AIM:
Copy out the entries below precisely; nothing is to be omitted.

RECORDS SUPPLIED:
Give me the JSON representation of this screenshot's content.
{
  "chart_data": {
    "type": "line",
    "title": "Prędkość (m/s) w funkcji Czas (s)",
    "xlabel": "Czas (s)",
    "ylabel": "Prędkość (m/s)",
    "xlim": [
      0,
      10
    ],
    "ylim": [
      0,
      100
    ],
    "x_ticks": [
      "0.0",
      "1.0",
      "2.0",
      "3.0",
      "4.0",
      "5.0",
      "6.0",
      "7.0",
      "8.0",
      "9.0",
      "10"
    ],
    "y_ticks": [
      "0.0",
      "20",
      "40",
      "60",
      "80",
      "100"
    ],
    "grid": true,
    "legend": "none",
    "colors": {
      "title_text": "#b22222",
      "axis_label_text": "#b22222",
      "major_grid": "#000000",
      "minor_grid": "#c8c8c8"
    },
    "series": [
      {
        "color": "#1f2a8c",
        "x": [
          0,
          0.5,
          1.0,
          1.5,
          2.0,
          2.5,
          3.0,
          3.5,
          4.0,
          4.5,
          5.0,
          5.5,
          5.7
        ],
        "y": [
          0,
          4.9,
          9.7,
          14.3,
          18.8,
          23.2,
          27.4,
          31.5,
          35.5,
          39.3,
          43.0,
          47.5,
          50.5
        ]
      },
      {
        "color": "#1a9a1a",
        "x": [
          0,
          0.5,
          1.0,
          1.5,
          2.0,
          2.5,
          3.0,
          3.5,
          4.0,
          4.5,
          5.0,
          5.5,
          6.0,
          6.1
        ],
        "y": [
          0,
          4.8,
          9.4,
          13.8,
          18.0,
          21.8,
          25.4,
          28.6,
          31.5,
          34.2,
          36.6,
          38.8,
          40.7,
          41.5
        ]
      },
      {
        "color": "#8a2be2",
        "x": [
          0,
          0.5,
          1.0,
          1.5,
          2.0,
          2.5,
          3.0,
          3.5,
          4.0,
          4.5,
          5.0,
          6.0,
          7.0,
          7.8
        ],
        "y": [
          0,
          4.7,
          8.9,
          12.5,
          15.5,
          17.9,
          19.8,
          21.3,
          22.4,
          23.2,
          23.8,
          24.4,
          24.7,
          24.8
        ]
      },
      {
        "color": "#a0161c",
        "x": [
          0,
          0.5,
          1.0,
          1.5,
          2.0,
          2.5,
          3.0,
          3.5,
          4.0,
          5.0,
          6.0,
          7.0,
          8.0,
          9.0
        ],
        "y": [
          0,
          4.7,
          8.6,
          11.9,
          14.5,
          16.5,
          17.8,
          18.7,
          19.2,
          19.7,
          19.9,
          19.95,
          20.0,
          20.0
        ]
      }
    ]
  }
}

TASK SOLUTION:
Give me the JSON representation of this screenshot's content.
{
  "chart_data": {
    "type": "line",
    "title": "Prędkość (m/s) w funkcji Czas (s)",
    "xlabel": "Czas (s)",
    "ylabel": "Prędkość (m/s)",
    "xlim": [
      0,
      10
    ],
    "ylim": [
      0,
      100
    ],
    "x_ticks": [
      "0.0",
      "1.0",
      "2.0",
      "3.0",
      "4.0",
      "5.0",
      "6.0",
      "7.0",
      "8.0",
      "9.0",
      "10"
    ],
    "y_ticks": [
      "0.0",
      "20",
      "40",
      "60",
      "80",
      "100"
    ],
    "grid": true,
    "legend": "none",
    "colors": {
      "title_text": "#b22222",
      "axis_label_text": "#b22222",
      "major_grid": "#000000",
      "minor_grid": "#c8c8c8"
    },
    "series": [
      {
        "color": "#1f2a8c",
        "x": [
          0,
          0.5,
          1.0,
          1.5,
          2.0,
          2.5,
          3.0,
          3.5,
          4.0,
          4.5,
          5.0,
          5.5,
          5.7
        ],
        "y": [
          0,
          4.9,
          9.7,
          14.3,
          18.8,
          23.2,
          27.4,
          31.5,
          35.5,
          39.3,
          43.0,
          47.5,
          50.5
        ]
      },
      {
        "color": "#1a9a1a",
        "x": [
          0,
          0.5,
          1.0,
          1.5,
          2.0,
          2.5,
          3.0,
          3.5,
          4.0,
          4.5,
          5.0,
          5.5,
          6.0,
          6.1
        ],
        "y": [
          0,
          4.8,
          9.4,
          13.8,
          18.0,
          21.8,
          25.4,
          28.6,
          31.5,
          34.2,
          36.6,
          38.8,
          40.7,
          41.5
        ]
      },
      {
        "color": "#8a2be2",
        "x": [
          0,
          0.5,
          1.0,
          1.5,
          2.0,
          2.5,
          3.0,
          3.5,
          4.0,
          4.5,
          5.0,
          6.0,
          7.0,
          7.8
        ],
        "y": [
          0,
          4.7,
          8.9,
          12.5,
          15.5,
          17.9,
          19.8,
          21.3,
          22.4,
          23.2,
          23.8,
          24.4,
          24.7,
          24.8
        ]
      },
      {
        "color": "#a0161c",
        "x": [
          0,
          0.5,
          1.0,
          1.5,
          2.0,
          2.5,
          3.0,
          3.5,
          4.0,
          5.0,
          6.0,
          7.0,
          8.0,
          9.0
        ],
        "y": [
          0,
          4.7,
          8.6,
          11.9,
          14.5,
          16.5,
          17.8,
          18.7,
          19.2,
          19.7,
          19.9,
          19.95,
          20.0,
          20.0
        ]
      }
    ]
  }
}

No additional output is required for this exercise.